**PROBLEM REQUIREMENTS**
Repeat verbatim each line from the line with "Give me a plain-text" to the end of the entries. Pictures do not belong in the copy.

**ENTRIES SHOWN**
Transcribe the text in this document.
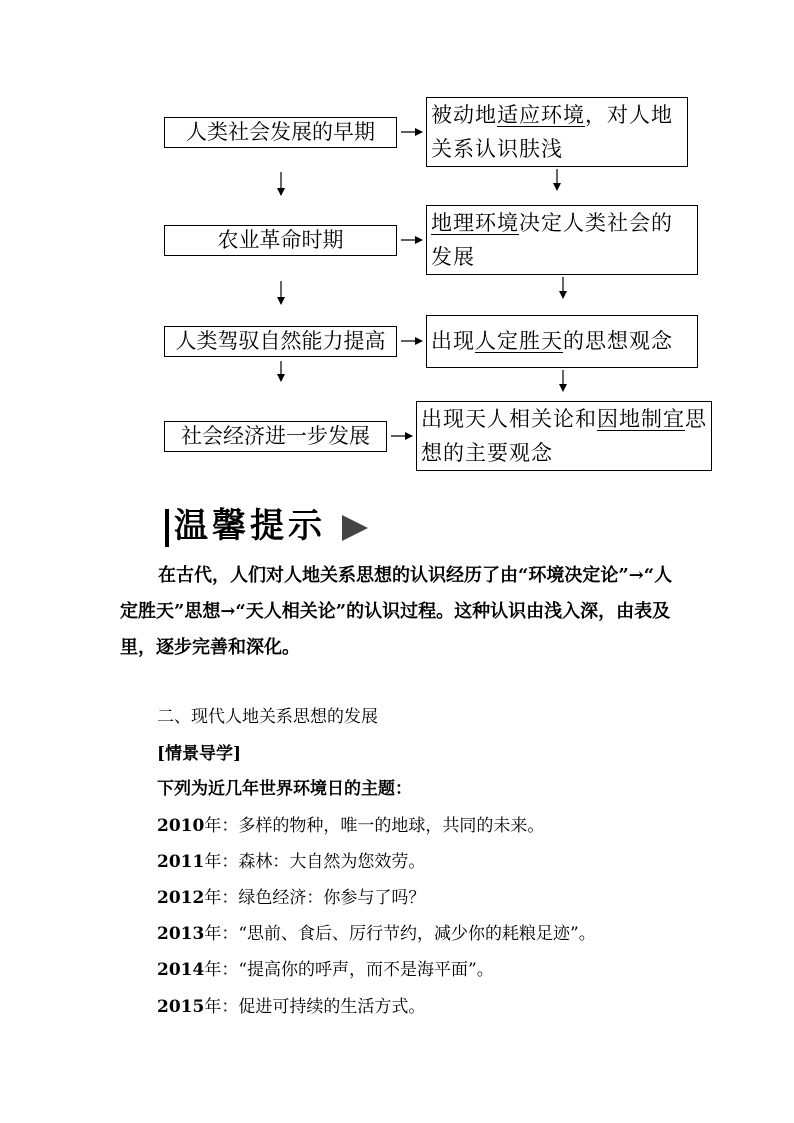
人类社会发展的早期
农业革命时期
人类驾驭自然能力提高
社会经济进一步发展
被动地适应环境，对人地关系认识肤浅
地理环境决定人类社会的发展
出现人定胜天的思想观念
出现天人相关论和因地制宜思想的主要观念
温馨提示
在古代，人们对人地关系思想的认识经历了由“环境决定论”→“人定胜天”思想→“天人相关论”的认识过程。这种认识由浅入深，由表及里，逐步完善和深化。
二、现代人地关系思想的发展
[情景导学]
下列为近几年世界环境日的主题：
2010年：多样的物种，唯一的地球，共同的未来。
2011年：森林：大自然为您效劳。
2012年：绿色经济：你参与了吗？
2013年：“思前、食后、厉行节约，减少你的耗粮足迹”。
2014年：“提高你的呼声，而不是海平面”。
2015年：促进可持续的生活方式。
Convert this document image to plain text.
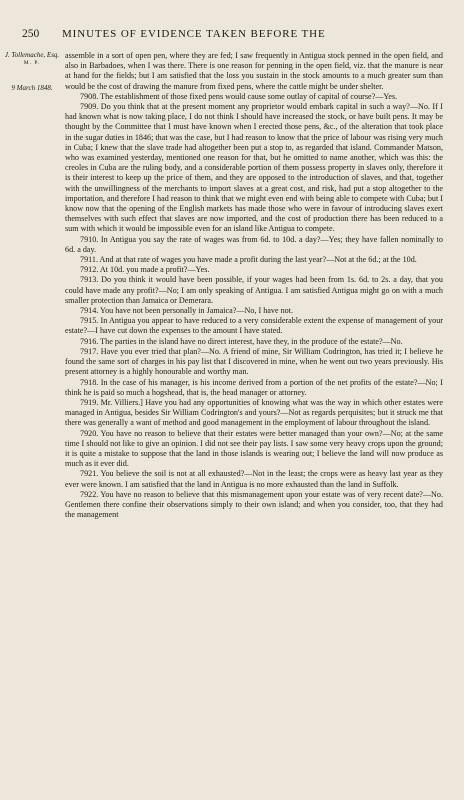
250 MINUTES OF EVIDENCE TAKEN BEFORE THE
J. Tollemache, Esq.
M. P.
9 March 1848.

assemble in a sort of open pen, where they are fed; I saw frequently in Antigua stock penned in the open field, and also in Barbadoes, when I was there. There is one reason for penning in the open field, viz. that the manure is near at hand for the fields; but I am satisfied that the loss you sustain in the stock amounts to a much greater sum than would be the cost of drawing the manure from fixed pens, where the cattle might be under shelter.

7908. The establishment of those fixed pens would cause some outlay of capital of course?—Yes.

7909. Do you think that at the present moment any proprietor would embark capital in such a way?—No. If I had known what is now taking place, I do not think I should have increased the stock, or have built pens. It may be thought by the Committee that I must have known when I erected those pens, &c., of the alteration that took place in the sugar duties in 1846; that was the case, but I had reason to know that the price of labour was rising very much in Cuba; I knew that the slave trade had altogether been put a stop to, as regarded that island. Commander Matson, who was examined yesterday, mentioned one reason for that, but he omitted to name another, which was this: the creoles in Cuba are the ruling body, and a considerable portion of them possess property in slaves only, therefore it is their interest to keep up the price of them, and they are opposed to the introduction of slaves, and that, together with the unwillingness of the merchants to import slaves at a great cost, and risk, had put a stop altogether to the importation, and therefore I had reason to think that we might even end with being able to compete with Cuba; but I know now that the opening of the English markets has made those who were in favour of introducing slaves exert themselves with such effect that slaves are now imported, and the cost of production there has been reduced to a sum with which it would be impossible even for an island like Antigua to compete.

7910. In Antigua you say the rate of wages was from 6d. to 10d. a day?—Yes; they have fallen nominally to 6d. a day.

7911. And at that rate of wages you have made a profit during the last year?—Not at the 6d.; at the 10d.

7912. At 10d. you made a profit?—Yes.

7913. Do you think it would have been possible, if your wages had been from 1s. 6d. to 2s. a day, that you could have made any profit?—No; I am only speaking of Antigua. I am satisfied Antigua might go on with a much smaller protection than Jamaica or Demerara.

7914. You have not been personally in Jamaica?—No, I have not.

7915. In Antigua you appear to have reduced to a very considerable extent the expense of management of your estate?—I have cut down the expenses to the amount I have stated.

7916. The parties in the island have no direct interest, have they, in the produce of the estate?—No.

7917. Have you ever tried that plan?—No. A friend of mine, Sir William Codrington, has tried it; I believe he found the same sort of charges in his pay list that I discovered in mine, when he went out two years previously. His present attorney is a highly honourable and worthy man.

7918. In the case of his manager, is his income derived from a portion of the net profits of the estate?—No; I think he is paid so much a hogshead, that is, the head manager or attorney.

7919. Mr. Villiers.] Have you had any opportunities of knowing what was the way in which other estates were managed in Antigua, besides Sir William Codrington's and yours?—Not as regards perquisites; but it struck me that there was generally a want of method and good management in the employment of labour throughout the island.

7920. You have no reason to believe that their estates were better managed than your own?—No; at the same time I should not like to give an opinion. I did not see their pay lists. I saw some very heavy crops upon the ground; it is quite a mistake to suppose that the land in those islands is wearing out; I believe the land will now produce as much as it ever did.

7921. You believe the soil is not at all exhausted?—Not in the least; the crops were as heavy last year as they ever were known. I am satisfied that the land in Antigua is no more exhausted than the land in Suffolk.

7922. You have no reason to believe that this mismanagement upon your estate was of very recent date?—No. Gentlemen there confine their observations simply to their own island; and when you consider, too, that they had the management
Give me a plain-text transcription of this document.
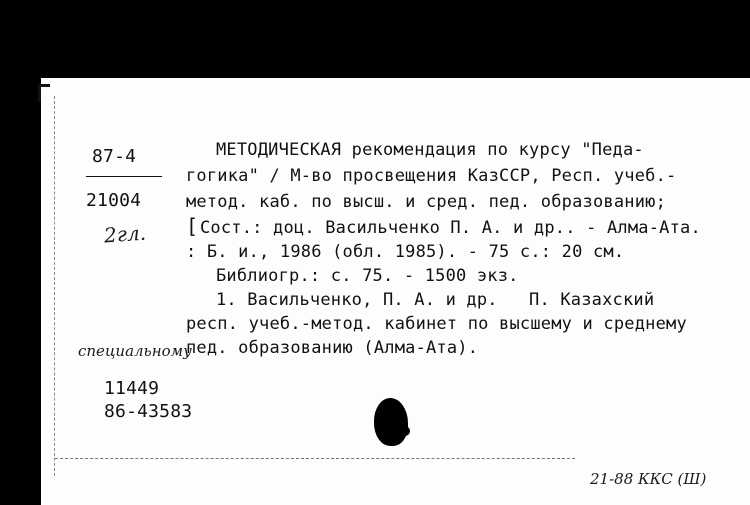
87-4
21004
2гл.
МЕТОДИЧЕСКАЯ рекомендация по курсу "Педа-
гогика" / М-во просвещения КазССР, Респ. учеб.-
метод. каб. по высш. и сред. пед. образованию;
[ Сост.: доц. Васильченко П. А. и др.. - Алма-Ата.
: Б. и., 1986 (обл. 1985). - 75 с.: 20 см.
Библиогр.: с. 75. - 1500 экз.
1. Васильченко, П. А. и др.   П. Казахский
респ. учеб.-метод. кабинет по высшему и среднему
пед. образованию (Алма-Ата).
специальному
11449
86-43583
21-88 ККС (Ш)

**EXERCISE RESULT**
Give me a plain-text transcription of this document.
87-4
21004
2гл.
МЕТОДИЧЕСКАЯ рекомендация по курсу "Педа-
гогика" / М-во просвещения КазССР, Респ. учеб.-
метод. каб. по высш. и сред. пед. образованию;
[ Сост.: доц. Васильченко П. А. и др.. - Алма-Ата.
: Б. и., 1986 (обл. 1985). - 75 с.: 20 см.
Библиогр.: с. 75. - 1500 экз.
1. Васильченко, П. А. и др.   П. Казахский
респ. учеб.-метод. кабинет по высшему и среднему
пед. образованию (Алма-Ата).
специальному
11449
86-43583
21-88 ККС (Ш)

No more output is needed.